[THE EXERCISE]
Print the stretch of the records from their very beginning through the line that contains "The upper mold half 72 is at (207, 100).", including that line, reproducing each character unchanged.

[EXTRACTED RECORDS]
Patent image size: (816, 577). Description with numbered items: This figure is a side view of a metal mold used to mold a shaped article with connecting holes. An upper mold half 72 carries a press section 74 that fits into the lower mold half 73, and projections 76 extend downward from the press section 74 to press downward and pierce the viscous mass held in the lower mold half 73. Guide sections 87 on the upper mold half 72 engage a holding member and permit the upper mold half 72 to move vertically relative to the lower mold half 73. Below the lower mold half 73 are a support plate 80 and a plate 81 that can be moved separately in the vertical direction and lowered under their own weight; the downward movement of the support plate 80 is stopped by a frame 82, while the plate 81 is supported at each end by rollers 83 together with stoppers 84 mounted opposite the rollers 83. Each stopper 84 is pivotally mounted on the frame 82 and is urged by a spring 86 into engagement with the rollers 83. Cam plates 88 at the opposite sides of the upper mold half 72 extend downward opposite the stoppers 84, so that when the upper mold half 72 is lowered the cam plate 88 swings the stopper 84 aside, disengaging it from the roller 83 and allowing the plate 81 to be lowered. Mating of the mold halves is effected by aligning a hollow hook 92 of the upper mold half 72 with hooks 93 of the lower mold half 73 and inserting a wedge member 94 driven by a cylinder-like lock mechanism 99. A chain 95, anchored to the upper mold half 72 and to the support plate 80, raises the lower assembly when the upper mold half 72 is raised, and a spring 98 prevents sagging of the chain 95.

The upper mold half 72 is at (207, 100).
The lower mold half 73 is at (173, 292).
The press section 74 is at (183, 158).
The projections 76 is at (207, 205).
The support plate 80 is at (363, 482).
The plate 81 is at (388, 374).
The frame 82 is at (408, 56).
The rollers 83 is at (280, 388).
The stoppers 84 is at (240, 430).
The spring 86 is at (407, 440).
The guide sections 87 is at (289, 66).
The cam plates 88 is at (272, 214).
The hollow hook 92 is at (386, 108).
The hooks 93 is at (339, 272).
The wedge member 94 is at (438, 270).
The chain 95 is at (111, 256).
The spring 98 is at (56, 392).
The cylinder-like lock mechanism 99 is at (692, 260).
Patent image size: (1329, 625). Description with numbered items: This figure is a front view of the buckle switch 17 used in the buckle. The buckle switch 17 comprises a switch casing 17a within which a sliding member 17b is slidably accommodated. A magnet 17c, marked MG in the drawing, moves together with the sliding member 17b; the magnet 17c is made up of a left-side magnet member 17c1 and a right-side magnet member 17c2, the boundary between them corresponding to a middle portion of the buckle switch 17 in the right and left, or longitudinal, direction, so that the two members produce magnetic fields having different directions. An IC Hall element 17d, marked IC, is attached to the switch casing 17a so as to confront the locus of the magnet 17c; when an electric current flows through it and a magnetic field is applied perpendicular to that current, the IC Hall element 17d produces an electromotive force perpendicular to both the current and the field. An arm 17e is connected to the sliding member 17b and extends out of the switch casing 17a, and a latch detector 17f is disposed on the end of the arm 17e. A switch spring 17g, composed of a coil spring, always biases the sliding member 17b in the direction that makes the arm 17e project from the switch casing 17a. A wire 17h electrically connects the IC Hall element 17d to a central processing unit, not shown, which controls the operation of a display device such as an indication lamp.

[RESPONSE TO THE EXERCISE]
Patent image size: (816, 577). Description with numbered items: This figure is a side view of a metal mold used to mold a shaped article with connecting holes. An upper mold half 72 carries a press section 74 that fits into the lower mold half 73, and projections 76 extend downward from the press section 74 to press downward and pierce the viscous mass held in the lower mold half 73. Guide sections 87 on the upper mold half 72 engage a holding member and permit the upper mold half 72 to move vertically relative to the lower mold half 73. Below the lower mold half 73 are a support plate 80 and a plate 81 that can be moved separately in the vertical direction and lowered under their own weight; the downward movement of the support plate 80 is stopped by a frame 82, while the plate 81 is supported at each end by rollers 83 together with stoppers 84 mounted opposite the rollers 83. Each stopper 84 is pivotally mounted on the frame 82 and is urged by a spring 86 into engagement with the rollers 83. Cam plates 88 at the opposite sides of the upper mold half 72 extend downward opposite the stoppers 84, so that when the upper mold half 72 is lowered the cam plate 88 swings the stopper 84 aside, disengaging it from the roller 83 and allowing the plate 81 to be lowered. Mating of the mold halves is effected by aligning a hollow hook 92 of the upper mold half 72 with hooks 93 of the lower mold half 73 and inserting a wedge member 94 driven by a cylinder-like lock mechanism 99. A chain 95, anchored to the upper mold half 72 and to the support plate 80, raises the lower assembly when the upper mold half 72 is raised, and a spring 98 prevents sagging of the chain 95.

The upper mold half 72 is at (207, 100).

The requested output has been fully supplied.